Do this.
Report every line in the listing that contains the string "Standard".

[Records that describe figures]
********************

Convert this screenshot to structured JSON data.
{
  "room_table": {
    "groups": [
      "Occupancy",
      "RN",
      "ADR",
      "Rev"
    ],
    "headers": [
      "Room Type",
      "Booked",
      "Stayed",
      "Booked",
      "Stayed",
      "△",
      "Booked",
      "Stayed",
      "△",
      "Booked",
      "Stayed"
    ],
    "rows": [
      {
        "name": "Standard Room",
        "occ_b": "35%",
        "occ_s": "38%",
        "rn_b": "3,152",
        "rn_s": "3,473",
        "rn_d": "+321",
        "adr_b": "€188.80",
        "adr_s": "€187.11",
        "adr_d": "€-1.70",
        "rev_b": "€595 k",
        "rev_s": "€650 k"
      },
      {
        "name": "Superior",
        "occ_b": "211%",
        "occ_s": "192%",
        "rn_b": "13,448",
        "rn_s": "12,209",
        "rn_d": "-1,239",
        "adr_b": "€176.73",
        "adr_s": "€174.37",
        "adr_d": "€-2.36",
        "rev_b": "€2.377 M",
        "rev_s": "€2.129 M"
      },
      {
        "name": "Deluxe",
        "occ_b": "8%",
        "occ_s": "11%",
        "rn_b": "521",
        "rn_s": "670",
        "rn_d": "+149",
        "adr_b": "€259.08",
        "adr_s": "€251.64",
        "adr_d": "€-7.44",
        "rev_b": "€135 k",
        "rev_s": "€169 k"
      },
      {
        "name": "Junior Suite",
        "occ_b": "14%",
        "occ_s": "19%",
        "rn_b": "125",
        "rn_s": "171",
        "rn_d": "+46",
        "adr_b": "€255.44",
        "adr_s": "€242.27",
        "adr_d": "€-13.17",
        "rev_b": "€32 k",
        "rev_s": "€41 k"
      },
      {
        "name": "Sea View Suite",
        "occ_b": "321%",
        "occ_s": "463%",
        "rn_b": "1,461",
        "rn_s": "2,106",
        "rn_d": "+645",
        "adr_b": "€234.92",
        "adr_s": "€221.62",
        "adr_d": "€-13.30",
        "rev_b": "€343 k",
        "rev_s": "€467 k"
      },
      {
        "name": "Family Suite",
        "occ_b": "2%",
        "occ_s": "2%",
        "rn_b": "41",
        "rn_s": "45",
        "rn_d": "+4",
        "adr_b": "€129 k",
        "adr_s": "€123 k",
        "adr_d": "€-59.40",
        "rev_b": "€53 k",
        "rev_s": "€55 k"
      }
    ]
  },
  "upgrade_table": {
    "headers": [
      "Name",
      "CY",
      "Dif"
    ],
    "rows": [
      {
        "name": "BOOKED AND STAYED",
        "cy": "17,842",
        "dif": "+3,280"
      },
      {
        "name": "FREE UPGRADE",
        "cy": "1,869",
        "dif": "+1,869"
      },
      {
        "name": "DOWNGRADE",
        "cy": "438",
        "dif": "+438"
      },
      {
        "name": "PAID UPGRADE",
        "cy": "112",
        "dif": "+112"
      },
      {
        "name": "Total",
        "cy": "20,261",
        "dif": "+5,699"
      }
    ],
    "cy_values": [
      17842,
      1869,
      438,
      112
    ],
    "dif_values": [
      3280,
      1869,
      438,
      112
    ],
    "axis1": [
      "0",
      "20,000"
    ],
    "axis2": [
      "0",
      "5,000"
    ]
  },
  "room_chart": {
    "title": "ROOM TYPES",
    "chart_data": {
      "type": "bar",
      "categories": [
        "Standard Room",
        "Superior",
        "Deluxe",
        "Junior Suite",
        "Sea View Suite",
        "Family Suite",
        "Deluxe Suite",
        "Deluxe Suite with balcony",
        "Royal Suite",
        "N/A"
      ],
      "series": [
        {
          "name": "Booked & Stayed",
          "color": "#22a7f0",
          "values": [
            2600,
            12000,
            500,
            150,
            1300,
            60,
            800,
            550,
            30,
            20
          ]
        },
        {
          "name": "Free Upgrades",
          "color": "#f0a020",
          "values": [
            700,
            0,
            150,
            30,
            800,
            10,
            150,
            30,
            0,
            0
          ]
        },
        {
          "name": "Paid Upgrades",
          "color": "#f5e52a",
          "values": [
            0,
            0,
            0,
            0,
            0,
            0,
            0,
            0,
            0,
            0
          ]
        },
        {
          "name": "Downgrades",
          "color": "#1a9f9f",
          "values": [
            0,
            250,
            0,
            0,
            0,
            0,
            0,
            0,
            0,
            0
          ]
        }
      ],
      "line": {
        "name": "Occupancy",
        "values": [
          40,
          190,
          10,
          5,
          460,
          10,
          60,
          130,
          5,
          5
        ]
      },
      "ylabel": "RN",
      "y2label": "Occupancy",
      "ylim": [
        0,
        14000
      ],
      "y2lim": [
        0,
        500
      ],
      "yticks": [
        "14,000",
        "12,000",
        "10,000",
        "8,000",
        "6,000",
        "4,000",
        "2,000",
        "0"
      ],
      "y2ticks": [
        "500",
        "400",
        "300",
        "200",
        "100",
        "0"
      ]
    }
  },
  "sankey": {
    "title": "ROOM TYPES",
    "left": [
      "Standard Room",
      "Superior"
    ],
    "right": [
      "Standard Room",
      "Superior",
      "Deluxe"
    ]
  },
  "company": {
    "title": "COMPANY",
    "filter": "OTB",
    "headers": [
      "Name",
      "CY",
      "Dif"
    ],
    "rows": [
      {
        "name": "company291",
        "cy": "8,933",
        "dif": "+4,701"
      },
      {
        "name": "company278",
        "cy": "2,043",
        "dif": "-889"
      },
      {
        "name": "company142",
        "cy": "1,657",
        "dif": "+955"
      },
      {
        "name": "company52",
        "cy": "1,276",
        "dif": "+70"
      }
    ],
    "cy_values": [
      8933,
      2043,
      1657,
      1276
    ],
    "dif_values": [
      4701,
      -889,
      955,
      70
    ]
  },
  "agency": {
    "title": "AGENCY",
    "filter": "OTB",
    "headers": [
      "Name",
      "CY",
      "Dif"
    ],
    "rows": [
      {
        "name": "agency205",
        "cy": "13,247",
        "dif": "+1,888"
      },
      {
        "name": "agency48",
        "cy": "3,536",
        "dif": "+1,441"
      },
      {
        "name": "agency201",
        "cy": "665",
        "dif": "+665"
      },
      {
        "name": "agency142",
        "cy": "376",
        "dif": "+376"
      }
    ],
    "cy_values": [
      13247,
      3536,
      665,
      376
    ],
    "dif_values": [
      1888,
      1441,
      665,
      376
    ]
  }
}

********************

Final result.
        "name": "Standard Room",
        "Standard Room",
      "Standard Room",
      "Standard Room",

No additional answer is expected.